Problem requirements = Copy every line of the entries that includes the word "sequence".

Raw data =

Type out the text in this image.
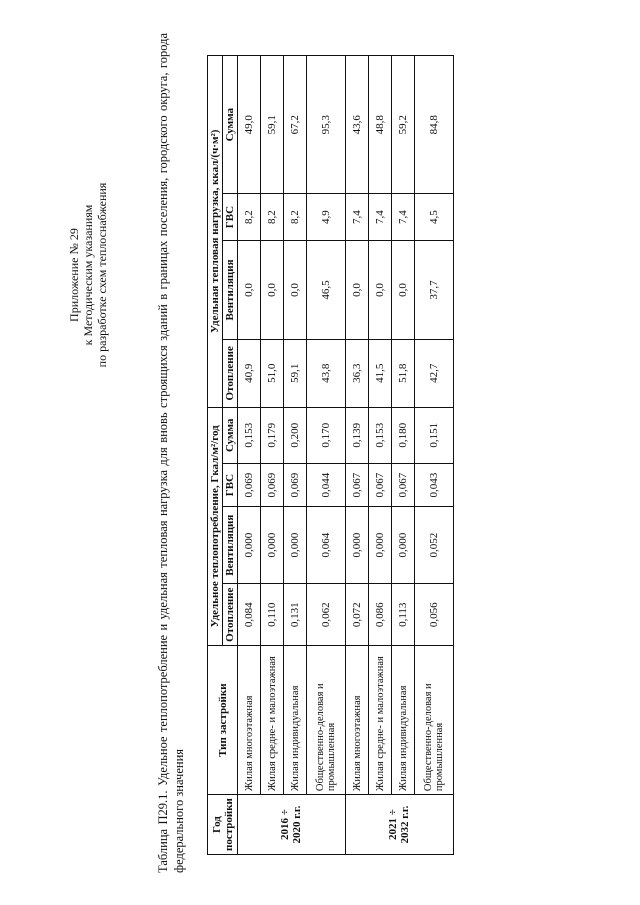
Приложение № 29 к Методическим указаниям по разработке схем теплоснабжения	Таблица П29.1. Удельное теплопотребление и удельная тепловая нагрузка для вновь строящихся зданий в границах поселения, городского округа, города федерального значения Год постройки	Тип застройки	Удельное теплопотребление, Гкал/м²/год				Удельная тепловая нагрузка, ккал/(ч·м²)			
		Отопление	Вентиляция	ГВС	Сумма	Отопление	Вентиляция	ГВС	Сумма
2016 ÷ 2020 г.г.	Жилая многоэтажная	0,084	0,000	0,069	0,153	40,9	0,0	8,2	49,0
	Жилая средне- и малоэтажная	0,110	0,000	0,069	0,179	51,0	0,0	8,2	59,1
	Жилая индивидуальная	0,131	0,000	0,069	0,200	59,1	0,0	8,2	67,2
	Общественно-деловая и промышленная	0,062	0,064	0,044	0,170	43,8	46,5	4,9	95,3
2021 ÷ 2032 г.г.	Жилая многоэтажная	0,072	0,000	0,067	0,139	36,3	0,0	7,4	43,6
	Жилая средне- и малоэтажная	0,086	0,000	0,067	0,153	41,5	0,0	7,4	48,8
	Жилая индивидуальная	0,113	0,000	0,067	0,180	51,8	0,0	7,4	59,2
	Общественно-деловая и промышленная	0,056	0,052	0,043	0,151	42,7	37,7	4,5	84,8
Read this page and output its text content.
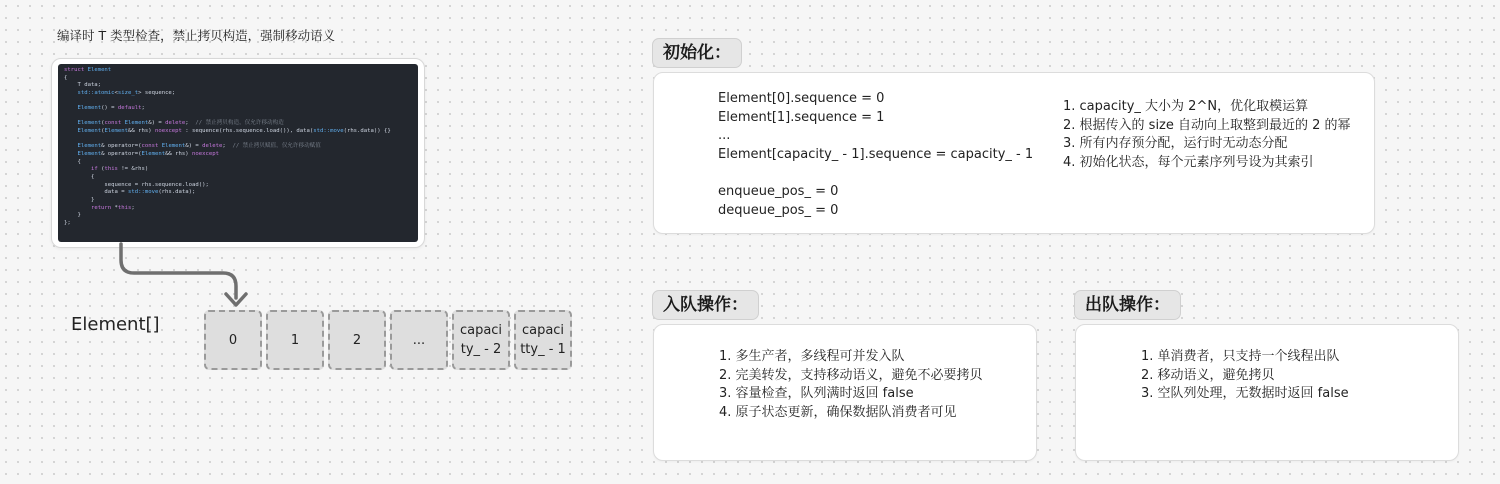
编译时 T 类型检查，禁止拷贝构造，强制移动语义
struct Element
{
T data;
std::atomic<size_t> sequence;

Element() = default;

Element(const Element&) = delete;  // 禁止拷贝构造，仅允许移动构造
Element(Element&& rhs) noexcept : sequence(rhs.sequence.load()), data(std::move(rhs.data)) {}

Element& operator=(const Element&) = delete;  // 禁止拷贝赋值，仅允许移动赋值
Element& operator=(Element&& rhs) noexcept
{
if (this != &rhs)
{
sequence = rhs.sequence.load();
data = std::move(rhs.data);
}
return *this;
}
};
Element[]
0	1	2	...
capaci
ty_ - 2
capaci
tty_ - 1
初始化：
Element[0].sequence = 0
Element[1].sequence = 1
...
Element[capacity_ - 1].sequence = capacity_ - 1
enqueue_pos_ = 0
dequeue_pos_ = 0
1. capacity_ 大小为 2^N，优化取模运算
2. 根据传入的 size 自动向上取整到最近的 2 的幂
3. 所有内存预分配，运行时无动态分配
4. 初始化状态，每个元素序列号设为其索引
入队操作：
1. 多生产者，多线程可并发入队
2. 完美转发，支持移动语义，避免不必要拷贝
3. 容量检查，队列满时返回 false
4. 原子状态更新，确保数据队消费者可见
出队操作：
1. 单消费者，只支持一个线程出队
2. 移动语义，避免拷贝
3. 空队列处理，无数据时返回 false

Exercise solution =
std::atomic<size_t> sequence;
Element(Element&& rhs) noexcept : sequence(rhs.sequence.load()), data(std::move(rhs.data)) {}
sequence = rhs.sequence.load();
Element[0].sequence = 0
Element[1].sequence = 1
Element[capacity_ - 1].sequence = capacity_ - 1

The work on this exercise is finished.